Repeat each line exactly as it is written.

» **Collected data**:
+-------+
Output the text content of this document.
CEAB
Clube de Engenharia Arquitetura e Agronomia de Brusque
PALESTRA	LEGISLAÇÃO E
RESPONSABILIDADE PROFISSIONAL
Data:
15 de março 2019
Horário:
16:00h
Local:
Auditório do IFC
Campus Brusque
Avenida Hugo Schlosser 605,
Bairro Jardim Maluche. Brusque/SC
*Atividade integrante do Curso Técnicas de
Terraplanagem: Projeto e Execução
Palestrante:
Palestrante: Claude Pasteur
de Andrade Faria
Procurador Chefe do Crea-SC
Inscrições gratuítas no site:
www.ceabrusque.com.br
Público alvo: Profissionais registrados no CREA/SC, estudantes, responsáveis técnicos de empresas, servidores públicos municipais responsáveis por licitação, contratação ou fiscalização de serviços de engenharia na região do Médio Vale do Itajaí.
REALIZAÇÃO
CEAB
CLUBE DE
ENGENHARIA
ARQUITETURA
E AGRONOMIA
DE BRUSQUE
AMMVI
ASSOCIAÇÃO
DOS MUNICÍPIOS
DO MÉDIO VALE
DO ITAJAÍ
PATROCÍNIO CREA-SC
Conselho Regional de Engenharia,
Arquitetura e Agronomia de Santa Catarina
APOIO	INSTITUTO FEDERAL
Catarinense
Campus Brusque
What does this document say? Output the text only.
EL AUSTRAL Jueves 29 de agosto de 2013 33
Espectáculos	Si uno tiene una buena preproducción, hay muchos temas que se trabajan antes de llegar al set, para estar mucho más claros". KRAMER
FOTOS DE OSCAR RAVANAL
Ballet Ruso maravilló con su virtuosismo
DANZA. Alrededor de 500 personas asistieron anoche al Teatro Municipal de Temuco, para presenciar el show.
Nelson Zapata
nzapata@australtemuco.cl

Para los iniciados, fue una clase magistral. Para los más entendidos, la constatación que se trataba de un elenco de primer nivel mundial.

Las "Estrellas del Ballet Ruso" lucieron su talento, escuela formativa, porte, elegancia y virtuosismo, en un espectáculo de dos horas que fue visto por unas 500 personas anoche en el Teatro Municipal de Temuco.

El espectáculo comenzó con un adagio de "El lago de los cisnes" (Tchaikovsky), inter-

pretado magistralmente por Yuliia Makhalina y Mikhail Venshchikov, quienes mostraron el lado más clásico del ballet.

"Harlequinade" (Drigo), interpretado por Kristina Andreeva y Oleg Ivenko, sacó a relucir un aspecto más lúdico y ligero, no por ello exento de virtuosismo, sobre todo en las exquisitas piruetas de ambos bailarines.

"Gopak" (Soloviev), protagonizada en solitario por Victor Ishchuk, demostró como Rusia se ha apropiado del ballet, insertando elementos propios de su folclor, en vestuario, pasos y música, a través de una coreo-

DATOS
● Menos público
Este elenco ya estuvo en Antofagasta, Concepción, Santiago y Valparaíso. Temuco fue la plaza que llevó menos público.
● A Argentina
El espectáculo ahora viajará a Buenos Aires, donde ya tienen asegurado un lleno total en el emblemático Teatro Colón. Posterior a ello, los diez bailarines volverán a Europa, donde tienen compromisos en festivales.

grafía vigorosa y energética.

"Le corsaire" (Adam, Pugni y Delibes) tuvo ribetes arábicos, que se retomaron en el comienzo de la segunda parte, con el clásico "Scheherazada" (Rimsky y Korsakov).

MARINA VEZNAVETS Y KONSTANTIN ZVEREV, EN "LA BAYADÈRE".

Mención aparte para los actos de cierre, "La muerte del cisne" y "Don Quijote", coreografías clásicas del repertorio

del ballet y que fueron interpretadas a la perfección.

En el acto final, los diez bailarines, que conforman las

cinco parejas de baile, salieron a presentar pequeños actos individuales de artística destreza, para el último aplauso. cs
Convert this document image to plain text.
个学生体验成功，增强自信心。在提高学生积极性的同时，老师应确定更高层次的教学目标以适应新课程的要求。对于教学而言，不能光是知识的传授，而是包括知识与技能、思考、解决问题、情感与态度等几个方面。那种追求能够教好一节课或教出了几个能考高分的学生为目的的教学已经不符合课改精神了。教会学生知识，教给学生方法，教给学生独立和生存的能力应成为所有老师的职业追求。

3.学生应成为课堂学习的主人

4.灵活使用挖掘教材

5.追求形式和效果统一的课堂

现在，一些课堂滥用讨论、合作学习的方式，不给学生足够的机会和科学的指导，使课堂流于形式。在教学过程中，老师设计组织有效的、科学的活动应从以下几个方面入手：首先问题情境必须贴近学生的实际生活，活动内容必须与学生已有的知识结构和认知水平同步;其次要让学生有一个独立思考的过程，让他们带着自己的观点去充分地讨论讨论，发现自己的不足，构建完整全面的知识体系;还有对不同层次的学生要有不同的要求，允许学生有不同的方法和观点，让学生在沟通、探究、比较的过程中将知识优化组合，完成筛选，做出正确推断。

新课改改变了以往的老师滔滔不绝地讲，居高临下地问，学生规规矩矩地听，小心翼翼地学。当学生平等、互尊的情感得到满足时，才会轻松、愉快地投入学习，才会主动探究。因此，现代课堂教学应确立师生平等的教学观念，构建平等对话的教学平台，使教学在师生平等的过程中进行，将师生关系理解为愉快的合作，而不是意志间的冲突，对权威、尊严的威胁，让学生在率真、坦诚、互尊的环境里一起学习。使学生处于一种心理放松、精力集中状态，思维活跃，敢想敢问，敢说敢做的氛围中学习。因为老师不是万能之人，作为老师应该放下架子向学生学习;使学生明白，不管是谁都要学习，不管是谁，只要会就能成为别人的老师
+-------+
» **Result**:
Output the text content of this document.
CEAB
Clube de Engenharia Arquitetura e Agronomia de Brusque
PALESTRA	LEGISLAÇÃO E
RESPONSABILIDADE PROFISSIONAL
Data:
15 de março 2019
Horário:
16:00h
Local:
Auditório do IFC
Campus Brusque
Avenida Hugo Schlosser 605,
Bairro Jardim Maluche. Brusque/SC
*Atividade integrante do Curso Técnicas de
Terraplanagem: Projeto e Execução
Palestrante:
Palestrante: Claude Pasteur
de Andrade Faria
Procurador Chefe do Crea-SC
Inscrições gratuítas no site:
www.ceabrusque.com.br
Público alvo: Profissionais registrados no CREA/SC, estudantes, responsáveis técnicos de empresas, servidores públicos municipais responsáveis por licitação, contratação ou fiscalização de serviços de engenharia na região do Médio Vale do Itajaí.
REALIZAÇÃO
CEAB
CLUBE DE
ENGENHARIA
ARQUITETURA
E AGRONOMIA
DE BRUSQUE
AMMVI
ASSOCIAÇÃO
DOS MUNICÍPIOS
DO MÉDIO VALE
DO ITAJAÍ
PATROCÍNIO CREA-SC
Conselho Regional de Engenharia,
Arquitetura e Agronomia de Santa Catarina
APOIO	INSTITUTO FEDERAL
Catarinense
Campus Brusque
What does this document say? Output the text only.
EL AUSTRAL Jueves 29 de agosto de 2013 33
Espectáculos	Si uno tiene una buena preproducción, hay muchos temas que se trabajan antes de llegar al set, para estar mucho más claros". KRAMER
FOTOS DE OSCAR RAVANAL
Ballet Ruso maravilló con su virtuosismo
DANZA. Alrededor de 500 personas asistieron anoche al Teatro Municipal de Temuco, para presenciar el show.
Nelson Zapata
nzapata@australtemuco.cl

Para los iniciados, fue una clase magistral. Para los más entendidos, la constatación que se trataba de un elenco de primer nivel mundial.

Las "Estrellas del Ballet Ruso" lucieron su talento, escuela formativa, porte, elegancia y virtuosismo, en un espectáculo de dos horas que fue visto por unas 500 personas anoche en el Teatro Municipal de Temuco.

El espectáculo comenzó con un adagio de "El lago de los cisnes" (Tchaikovsky), inter-

pretado magistralmente por Yuliia Makhalina y Mikhail Venshchikov, quienes mostraron el lado más clásico del ballet.

"Harlequinade" (Drigo), interpretado por Kristina Andreeva y Oleg Ivenko, sacó a relucir un aspecto más lúdico y ligero, no por ello exento de virtuosismo, sobre todo en las exquisitas piruetas de ambos bailarines.

"Gopak" (Soloviev), protagonizada en solitario por Victor Ishchuk, demostró como Rusia se ha apropiado del ballet, insertando elementos propios de su folclor, en vestuario, pasos y música, a través de una coreo-

DATOS
● Menos público
Este elenco ya estuvo en Antofagasta, Concepción, Santiago y Valparaíso. Temuco fue la plaza que llevó menos público.
● A Argentina
El espectáculo ahora viajará a Buenos Aires, donde ya tienen asegurado un lleno total en el emblemático Teatro Colón. Posterior a ello, los diez bailarines volverán a Europa, donde tienen compromisos en festivales.

grafía vigorosa y energética.

"Le corsaire" (Adam, Pugni y Delibes) tuvo ribetes arábicos, que se retomaron en el comienzo de la segunda parte, con el clásico "Scheherazada" (Rimsky y Korsakov).

MARINA VEZNAVETS Y KONSTANTIN ZVEREV, EN "LA BAYADÈRE".

Mención aparte para los actos de cierre, "La muerte del cisne" y "Don Quijote", coreografías clásicas del repertorio

del ballet y que fueron interpretadas a la perfección.

En el acto final, los diez bailarines, que conforman las

cinco parejas de baile, salieron a presentar pequeños actos individuales de artística destreza, para el último aplauso. cs
Convert this document image to plain text.
个学生体验成功，增强自信心。在提高学生积极性的同时，老师应确定更高层次的教学目标以适应新课程的要求。对于教学而言，不能光是知识的传授，而是包括知识与技能、思考、解决问题、情感与态度等几个方面。那种追求能够教好一节课或教出了几个能考高分的学生为目的的教学已经不符合课改精神了。教会学生知识，教给学生方法，教给学生独立和生存的能力应成为所有老师的职业追求。

3.学生应成为课堂学习的主人

4.灵活使用挖掘教材

5.追求形式和效果统一的课堂

现在，一些课堂滥用讨论、合作学习的方式，不给学生足够的机会和科学的指导，使课堂流于形式。在教学过程中，老师设计组织有效的、科学的活动应从以下几个方面入手：首先问题情境必须贴近学生的实际生活，活动内容必须与学生已有的知识结构和认知水平同步;其次要让学生有一个独立思考的过程，让他们带着自己的观点去充分地讨论讨论，发现自己的不足，构建完整全面的知识体系;还有对不同层次的学生要有不同的要求，允许学生有不同的方法和观点，让学生在沟通、探究、比较的过程中将知识优化组合，完成筛选，做出正确推断。

新课改改变了以往的老师滔滔不绝地讲，居高临下地问，学生规规矩矩地听，小心翼翼地学。当学生平等、互尊的情感得到满足时，才会轻松、愉快地投入学习，才会主动探究。因此，现代课堂教学应确立师生平等的教学观念，构建平等对话的教学平台，使教学在师生平等的过程中进行，将师生关系理解为愉快的合作，而不是意志间的冲突，对权威、尊严的威胁，让学生在率真、坦诚、互尊的环境里一起学习。使学生处于一种心理放松、精力集中状态，思维活跃，敢想敢问，敢说敢做的氛围中学习。因为老师不是万能之人，作为老师应该放下架子向学生学习;使学生明白，不管是谁都要学习，不管是谁，只要会就能成为别人的老师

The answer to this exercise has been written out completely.